(Items from a data source)

+---+

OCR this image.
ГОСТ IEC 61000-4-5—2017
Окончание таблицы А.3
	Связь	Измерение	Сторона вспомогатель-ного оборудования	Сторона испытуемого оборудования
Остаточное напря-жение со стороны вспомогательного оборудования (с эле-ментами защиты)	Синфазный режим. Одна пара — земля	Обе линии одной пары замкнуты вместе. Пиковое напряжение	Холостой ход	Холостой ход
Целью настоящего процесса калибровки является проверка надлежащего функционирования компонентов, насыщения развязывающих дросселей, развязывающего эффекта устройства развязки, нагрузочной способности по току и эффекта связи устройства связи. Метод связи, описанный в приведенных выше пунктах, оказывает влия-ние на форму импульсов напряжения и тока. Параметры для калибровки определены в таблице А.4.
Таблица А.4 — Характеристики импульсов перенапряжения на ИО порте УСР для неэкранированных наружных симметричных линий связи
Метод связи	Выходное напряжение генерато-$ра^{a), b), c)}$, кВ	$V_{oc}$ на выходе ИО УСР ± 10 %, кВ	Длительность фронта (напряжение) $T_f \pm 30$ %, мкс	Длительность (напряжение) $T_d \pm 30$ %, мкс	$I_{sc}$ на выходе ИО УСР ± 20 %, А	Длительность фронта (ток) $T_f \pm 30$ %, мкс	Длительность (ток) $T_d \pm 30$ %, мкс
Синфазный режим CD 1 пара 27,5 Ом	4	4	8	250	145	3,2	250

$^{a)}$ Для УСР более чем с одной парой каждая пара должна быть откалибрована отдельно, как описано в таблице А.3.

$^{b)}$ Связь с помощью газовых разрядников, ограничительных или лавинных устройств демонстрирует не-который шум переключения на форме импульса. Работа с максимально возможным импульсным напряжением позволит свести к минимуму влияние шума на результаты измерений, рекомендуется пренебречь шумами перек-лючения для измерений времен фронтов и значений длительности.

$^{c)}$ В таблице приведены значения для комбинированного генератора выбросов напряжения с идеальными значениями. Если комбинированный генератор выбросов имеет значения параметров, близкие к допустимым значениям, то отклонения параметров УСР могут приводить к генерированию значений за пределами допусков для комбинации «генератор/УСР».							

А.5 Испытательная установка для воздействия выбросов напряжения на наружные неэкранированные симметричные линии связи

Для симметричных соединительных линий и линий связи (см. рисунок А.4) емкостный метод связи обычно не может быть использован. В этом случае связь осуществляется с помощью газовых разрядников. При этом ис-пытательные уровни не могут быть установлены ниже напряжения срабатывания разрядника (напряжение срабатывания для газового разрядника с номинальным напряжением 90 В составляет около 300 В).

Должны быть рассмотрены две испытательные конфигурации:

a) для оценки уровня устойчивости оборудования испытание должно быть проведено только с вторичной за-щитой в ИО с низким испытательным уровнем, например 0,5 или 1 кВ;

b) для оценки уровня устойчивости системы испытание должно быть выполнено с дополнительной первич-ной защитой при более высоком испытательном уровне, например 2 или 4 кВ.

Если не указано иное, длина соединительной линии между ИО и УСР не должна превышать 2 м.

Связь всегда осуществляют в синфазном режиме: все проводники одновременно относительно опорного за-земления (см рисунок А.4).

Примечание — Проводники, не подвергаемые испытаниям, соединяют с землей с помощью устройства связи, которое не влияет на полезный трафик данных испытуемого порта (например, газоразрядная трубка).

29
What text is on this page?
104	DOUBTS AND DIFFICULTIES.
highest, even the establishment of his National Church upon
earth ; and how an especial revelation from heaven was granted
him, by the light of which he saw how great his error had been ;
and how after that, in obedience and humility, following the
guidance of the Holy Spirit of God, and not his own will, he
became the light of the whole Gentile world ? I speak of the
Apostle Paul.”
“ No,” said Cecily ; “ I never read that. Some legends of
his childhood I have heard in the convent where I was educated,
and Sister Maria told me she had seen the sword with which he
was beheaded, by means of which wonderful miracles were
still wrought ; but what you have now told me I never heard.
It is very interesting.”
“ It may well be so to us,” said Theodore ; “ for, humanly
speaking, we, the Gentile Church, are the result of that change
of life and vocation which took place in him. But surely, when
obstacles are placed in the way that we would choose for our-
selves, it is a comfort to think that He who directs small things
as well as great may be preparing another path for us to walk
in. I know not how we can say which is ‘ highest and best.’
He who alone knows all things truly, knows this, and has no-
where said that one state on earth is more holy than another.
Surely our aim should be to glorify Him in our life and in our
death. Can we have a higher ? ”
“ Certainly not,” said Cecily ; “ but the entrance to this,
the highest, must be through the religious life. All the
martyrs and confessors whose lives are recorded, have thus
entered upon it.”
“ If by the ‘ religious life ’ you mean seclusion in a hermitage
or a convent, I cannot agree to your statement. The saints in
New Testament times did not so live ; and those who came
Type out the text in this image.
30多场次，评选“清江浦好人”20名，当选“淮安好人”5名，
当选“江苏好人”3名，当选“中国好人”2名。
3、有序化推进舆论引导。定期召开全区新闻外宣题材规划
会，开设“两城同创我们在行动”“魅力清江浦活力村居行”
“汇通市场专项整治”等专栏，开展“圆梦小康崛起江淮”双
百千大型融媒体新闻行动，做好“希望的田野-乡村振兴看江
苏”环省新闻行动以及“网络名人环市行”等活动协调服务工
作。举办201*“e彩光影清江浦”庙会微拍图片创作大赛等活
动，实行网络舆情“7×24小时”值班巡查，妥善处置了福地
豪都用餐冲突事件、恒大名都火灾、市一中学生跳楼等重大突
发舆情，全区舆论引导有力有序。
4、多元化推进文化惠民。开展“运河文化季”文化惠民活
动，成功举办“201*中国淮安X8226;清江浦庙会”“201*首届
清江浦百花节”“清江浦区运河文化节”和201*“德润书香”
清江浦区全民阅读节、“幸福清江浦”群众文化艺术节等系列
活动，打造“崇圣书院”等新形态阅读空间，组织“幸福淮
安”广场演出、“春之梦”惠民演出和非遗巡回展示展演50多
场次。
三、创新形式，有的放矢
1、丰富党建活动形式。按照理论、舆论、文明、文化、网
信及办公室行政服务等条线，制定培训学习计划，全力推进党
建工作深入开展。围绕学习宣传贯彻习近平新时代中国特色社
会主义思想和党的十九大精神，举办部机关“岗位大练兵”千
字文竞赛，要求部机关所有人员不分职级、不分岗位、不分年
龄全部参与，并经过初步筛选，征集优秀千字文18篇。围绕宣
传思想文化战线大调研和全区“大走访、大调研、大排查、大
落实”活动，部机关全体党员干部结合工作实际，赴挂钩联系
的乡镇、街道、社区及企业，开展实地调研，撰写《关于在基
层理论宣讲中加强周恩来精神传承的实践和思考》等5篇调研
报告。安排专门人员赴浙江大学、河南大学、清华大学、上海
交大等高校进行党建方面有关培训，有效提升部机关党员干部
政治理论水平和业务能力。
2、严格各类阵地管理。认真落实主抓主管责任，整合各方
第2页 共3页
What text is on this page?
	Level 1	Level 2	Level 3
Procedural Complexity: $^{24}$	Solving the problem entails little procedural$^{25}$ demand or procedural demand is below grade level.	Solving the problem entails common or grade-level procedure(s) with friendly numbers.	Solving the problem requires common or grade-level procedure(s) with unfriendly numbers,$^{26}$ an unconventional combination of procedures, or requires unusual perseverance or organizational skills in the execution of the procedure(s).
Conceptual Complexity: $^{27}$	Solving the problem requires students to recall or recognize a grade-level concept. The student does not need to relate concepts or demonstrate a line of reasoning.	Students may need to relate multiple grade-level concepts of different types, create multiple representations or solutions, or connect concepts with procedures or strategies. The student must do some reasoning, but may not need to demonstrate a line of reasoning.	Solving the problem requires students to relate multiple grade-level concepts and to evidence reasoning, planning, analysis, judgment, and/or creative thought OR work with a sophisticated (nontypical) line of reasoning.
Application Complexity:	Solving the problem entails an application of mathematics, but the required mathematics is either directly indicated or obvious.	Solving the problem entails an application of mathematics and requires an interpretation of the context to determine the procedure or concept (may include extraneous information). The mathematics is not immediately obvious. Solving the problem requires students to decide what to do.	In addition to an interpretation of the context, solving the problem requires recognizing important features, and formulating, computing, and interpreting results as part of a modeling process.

+---+

EXERCISE
Scan the material above. Copy each line where "this" occurs.

FINAL ANSWER
OCR this image.
What text is on this page?
He who alone knows all things truly, knows this, and has no-
“ Certainly not,” said Cecily ; “ but the entrance to this,
Type out the text in this image.
What text is on this page?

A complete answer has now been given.